(Saved data entries)

——————————

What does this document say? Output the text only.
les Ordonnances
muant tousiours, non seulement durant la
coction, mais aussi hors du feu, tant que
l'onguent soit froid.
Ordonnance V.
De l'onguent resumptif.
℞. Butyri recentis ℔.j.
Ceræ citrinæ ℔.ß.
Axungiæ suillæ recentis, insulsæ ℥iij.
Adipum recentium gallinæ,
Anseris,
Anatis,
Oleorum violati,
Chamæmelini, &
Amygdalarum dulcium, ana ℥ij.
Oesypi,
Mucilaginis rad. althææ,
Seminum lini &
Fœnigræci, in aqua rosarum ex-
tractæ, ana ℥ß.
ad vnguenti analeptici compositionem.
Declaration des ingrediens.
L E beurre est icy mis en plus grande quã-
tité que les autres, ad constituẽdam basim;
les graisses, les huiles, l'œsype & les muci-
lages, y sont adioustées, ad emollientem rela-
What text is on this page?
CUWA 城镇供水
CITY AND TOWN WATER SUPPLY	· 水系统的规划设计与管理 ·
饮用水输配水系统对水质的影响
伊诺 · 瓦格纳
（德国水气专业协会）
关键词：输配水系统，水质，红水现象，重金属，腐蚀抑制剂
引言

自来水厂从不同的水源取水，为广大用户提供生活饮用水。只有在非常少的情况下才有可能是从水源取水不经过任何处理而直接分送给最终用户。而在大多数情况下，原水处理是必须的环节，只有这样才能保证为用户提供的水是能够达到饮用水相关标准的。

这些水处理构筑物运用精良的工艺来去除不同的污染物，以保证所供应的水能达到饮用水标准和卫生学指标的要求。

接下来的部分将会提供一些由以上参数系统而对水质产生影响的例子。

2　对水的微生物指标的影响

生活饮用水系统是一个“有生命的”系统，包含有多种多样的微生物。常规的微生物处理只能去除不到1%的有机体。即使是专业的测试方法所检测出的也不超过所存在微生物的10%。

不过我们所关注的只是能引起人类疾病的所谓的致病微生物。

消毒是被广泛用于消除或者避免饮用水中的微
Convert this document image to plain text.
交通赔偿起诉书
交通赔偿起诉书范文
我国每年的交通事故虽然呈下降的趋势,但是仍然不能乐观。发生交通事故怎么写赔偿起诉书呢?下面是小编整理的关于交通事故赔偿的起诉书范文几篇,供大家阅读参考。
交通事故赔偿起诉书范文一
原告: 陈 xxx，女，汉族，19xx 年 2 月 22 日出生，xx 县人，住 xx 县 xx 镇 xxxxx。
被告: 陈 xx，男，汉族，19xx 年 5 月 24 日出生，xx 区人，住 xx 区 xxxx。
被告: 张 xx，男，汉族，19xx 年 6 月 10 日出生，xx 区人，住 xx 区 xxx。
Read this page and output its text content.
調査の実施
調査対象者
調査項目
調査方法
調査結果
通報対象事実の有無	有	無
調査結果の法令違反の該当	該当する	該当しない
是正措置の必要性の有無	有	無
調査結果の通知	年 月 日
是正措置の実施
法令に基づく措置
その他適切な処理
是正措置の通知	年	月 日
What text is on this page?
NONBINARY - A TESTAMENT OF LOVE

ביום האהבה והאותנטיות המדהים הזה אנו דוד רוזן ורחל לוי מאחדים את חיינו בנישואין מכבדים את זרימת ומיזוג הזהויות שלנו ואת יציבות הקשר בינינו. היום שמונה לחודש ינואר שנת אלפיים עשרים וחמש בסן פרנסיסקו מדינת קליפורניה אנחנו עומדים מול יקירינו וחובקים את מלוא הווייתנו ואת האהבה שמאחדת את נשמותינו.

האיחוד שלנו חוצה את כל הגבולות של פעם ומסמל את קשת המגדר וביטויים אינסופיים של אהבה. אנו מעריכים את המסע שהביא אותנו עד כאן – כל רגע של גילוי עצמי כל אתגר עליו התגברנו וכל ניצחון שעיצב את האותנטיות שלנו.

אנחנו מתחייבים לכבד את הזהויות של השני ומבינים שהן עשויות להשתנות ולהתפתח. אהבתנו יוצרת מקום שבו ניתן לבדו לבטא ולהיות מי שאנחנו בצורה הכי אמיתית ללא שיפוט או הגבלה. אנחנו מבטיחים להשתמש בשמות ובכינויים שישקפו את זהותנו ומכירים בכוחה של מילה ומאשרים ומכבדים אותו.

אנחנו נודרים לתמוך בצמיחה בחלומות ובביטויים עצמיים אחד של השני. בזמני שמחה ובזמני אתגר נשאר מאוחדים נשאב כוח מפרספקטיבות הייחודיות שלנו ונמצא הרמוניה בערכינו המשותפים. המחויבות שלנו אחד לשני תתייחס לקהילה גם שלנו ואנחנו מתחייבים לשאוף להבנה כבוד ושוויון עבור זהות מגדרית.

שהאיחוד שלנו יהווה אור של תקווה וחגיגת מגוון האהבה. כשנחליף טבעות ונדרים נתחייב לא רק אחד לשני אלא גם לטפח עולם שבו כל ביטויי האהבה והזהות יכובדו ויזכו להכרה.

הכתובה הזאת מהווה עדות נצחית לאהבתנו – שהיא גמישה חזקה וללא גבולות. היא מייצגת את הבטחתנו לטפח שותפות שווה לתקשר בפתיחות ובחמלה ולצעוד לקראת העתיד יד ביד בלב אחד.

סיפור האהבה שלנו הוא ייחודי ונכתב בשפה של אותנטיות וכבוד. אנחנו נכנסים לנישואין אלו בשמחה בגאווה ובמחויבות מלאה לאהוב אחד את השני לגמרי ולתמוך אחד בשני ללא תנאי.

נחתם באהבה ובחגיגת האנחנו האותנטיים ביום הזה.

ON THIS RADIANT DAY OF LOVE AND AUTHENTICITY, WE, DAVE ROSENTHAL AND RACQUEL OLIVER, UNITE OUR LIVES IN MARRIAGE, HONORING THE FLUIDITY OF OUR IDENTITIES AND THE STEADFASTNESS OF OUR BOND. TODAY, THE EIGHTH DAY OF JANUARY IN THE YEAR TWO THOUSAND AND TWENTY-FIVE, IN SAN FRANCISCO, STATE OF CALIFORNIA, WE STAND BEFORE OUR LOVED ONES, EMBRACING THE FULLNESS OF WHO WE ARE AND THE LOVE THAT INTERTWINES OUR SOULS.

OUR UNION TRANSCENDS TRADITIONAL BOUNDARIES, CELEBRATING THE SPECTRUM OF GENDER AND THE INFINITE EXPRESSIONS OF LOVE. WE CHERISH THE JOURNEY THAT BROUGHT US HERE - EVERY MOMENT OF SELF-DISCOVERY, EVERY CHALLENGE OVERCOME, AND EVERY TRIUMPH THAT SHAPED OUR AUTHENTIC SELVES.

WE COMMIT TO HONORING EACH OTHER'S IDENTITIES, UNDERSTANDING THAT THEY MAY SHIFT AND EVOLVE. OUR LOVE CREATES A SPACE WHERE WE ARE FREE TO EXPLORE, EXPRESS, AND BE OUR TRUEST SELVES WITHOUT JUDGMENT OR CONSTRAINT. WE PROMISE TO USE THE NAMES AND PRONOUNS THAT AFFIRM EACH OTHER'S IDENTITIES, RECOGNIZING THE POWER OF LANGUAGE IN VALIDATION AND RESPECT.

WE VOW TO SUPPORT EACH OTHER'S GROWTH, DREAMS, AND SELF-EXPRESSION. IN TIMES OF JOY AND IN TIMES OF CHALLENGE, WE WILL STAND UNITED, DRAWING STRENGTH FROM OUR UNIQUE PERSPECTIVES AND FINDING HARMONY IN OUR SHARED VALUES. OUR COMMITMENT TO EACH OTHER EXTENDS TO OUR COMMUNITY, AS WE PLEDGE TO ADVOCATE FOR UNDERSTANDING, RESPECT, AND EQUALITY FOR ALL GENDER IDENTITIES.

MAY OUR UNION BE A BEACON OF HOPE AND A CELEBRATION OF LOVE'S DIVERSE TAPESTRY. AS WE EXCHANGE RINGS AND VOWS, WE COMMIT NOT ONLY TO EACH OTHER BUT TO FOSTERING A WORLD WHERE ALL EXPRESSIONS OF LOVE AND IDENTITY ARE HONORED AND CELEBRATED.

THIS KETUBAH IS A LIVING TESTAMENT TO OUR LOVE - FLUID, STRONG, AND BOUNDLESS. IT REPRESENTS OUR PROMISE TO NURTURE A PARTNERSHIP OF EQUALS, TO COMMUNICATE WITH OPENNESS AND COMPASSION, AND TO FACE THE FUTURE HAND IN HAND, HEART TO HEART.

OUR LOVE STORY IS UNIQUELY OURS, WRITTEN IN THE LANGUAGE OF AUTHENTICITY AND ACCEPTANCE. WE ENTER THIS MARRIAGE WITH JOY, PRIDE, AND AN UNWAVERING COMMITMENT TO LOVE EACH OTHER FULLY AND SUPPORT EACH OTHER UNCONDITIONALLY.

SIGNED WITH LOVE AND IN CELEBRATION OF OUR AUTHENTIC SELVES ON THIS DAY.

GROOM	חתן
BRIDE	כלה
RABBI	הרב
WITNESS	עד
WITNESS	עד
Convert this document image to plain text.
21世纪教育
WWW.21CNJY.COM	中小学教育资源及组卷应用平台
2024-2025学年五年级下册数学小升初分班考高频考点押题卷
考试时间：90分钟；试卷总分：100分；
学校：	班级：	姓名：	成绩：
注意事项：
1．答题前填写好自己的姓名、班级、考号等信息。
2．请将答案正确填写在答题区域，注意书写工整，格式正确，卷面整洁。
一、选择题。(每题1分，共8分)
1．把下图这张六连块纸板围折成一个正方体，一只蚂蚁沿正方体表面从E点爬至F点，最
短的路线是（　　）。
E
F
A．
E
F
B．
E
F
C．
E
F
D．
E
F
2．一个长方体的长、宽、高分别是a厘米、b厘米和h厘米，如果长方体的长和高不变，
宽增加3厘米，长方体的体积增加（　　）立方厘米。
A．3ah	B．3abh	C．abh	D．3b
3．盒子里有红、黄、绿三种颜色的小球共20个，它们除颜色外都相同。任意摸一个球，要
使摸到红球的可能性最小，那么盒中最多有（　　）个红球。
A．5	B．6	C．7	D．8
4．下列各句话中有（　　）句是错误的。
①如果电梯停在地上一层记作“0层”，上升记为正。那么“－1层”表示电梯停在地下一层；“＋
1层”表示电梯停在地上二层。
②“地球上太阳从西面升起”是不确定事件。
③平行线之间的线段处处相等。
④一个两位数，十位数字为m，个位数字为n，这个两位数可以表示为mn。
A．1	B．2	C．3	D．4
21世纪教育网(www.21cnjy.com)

——————————

**Task objective:** Search the records for the word "recentis". Copy every line that has it.

**Written answer:**
℞. Butyri recentis ℔.j.
Axungiæ suillæ recentis, insulsæ ℥iij.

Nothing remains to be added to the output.